------ Supplied data
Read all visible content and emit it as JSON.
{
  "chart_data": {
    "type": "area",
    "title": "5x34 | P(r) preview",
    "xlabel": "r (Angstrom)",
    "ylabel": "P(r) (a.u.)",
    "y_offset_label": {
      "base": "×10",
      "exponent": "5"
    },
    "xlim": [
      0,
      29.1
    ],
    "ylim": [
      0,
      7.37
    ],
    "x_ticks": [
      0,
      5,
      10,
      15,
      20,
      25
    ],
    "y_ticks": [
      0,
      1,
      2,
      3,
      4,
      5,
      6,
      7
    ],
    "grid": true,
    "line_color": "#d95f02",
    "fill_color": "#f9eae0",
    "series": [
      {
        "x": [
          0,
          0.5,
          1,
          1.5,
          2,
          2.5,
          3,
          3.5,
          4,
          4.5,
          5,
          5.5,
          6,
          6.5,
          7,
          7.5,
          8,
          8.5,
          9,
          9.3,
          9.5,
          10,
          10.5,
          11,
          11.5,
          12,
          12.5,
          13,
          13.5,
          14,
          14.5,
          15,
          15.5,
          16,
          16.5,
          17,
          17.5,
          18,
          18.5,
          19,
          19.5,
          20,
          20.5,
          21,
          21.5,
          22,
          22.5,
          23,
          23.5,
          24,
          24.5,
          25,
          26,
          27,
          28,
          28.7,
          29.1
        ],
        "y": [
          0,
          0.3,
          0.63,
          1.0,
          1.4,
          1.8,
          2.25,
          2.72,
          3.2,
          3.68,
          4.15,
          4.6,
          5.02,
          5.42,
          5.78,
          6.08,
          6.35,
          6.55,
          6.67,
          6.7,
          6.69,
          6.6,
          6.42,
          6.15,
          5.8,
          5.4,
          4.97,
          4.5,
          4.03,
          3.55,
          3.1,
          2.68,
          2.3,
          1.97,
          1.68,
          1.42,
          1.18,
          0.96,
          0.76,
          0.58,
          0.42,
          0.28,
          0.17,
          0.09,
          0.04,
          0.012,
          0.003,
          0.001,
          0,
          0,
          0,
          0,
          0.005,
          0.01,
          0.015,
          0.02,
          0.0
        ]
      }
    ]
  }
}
------------
**What the task requires**
Set down the material above again, word for word.

**Solved exercise**
Read all visible content and emit it as JSON.
{
  "chart_data": {
    "type": "area",
    "title": "5x34 | P(r) preview",
    "xlabel": "r (Angstrom)",
    "ylabel": "P(r) (a.u.)",
    "y_offset_label": {
      "base": "×10",
      "exponent": "5"
    },
    "xlim": [
      0,
      29.1
    ],
    "ylim": [
      0,
      7.37
    ],
    "x_ticks": [
      0,
      5,
      10,
      15,
      20,
      25
    ],
    "y_ticks": [
      0,
      1,
      2,
      3,
      4,
      5,
      6,
      7
    ],
    "grid": true,
    "line_color": "#d95f02",
    "fill_color": "#f9eae0",
    "series": [
      {
        "x": [
          0,
          0.5,
          1,
          1.5,
          2,
          2.5,
          3,
          3.5,
          4,
          4.5,
          5,
          5.5,
          6,
          6.5,
          7,
          7.5,
          8,
          8.5,
          9,
          9.3,
          9.5,
          10,
          10.5,
          11,
          11.5,
          12,
          12.5,
          13,
          13.5,
          14,
          14.5,
          15,
          15.5,
          16,
          16.5,
          17,
          17.5,
          18,
          18.5,
          19,
          19.5,
          20,
          20.5,
          21,
          21.5,
          22,
          22.5,
          23,
          23.5,
          24,
          24.5,
          25,
          26,
          27,
          28,
          28.7,
          29.1
        ],
        "y": [
          0,
          0.3,
          0.63,
          1.0,
          1.4,
          1.8,
          2.25,
          2.72,
          3.2,
          3.68,
          4.15,
          4.6,
          5.02,
          5.42,
          5.78,
          6.08,
          6.35,
          6.55,
          6.67,
          6.7,
          6.69,
          6.6,
          6.42,
          6.15,
          5.8,
          5.4,
          4.97,
          4.5,
          4.03,
          3.55,
          3.1,
          2.68,
          2.3,
          1.97,
          1.68,
          1.42,
          1.18,
          0.96,
          0.76,
          0.58,
          0.42,
          0.28,
          0.17,
          0.09,
          0.04,
          0.012,
          0.003,
          0.001,
          0,
          0,
          0,
          0,
          0.005,
          0.01,
          0.015,
          0.02,
          0.0
        ]
      }
    ]
  }
}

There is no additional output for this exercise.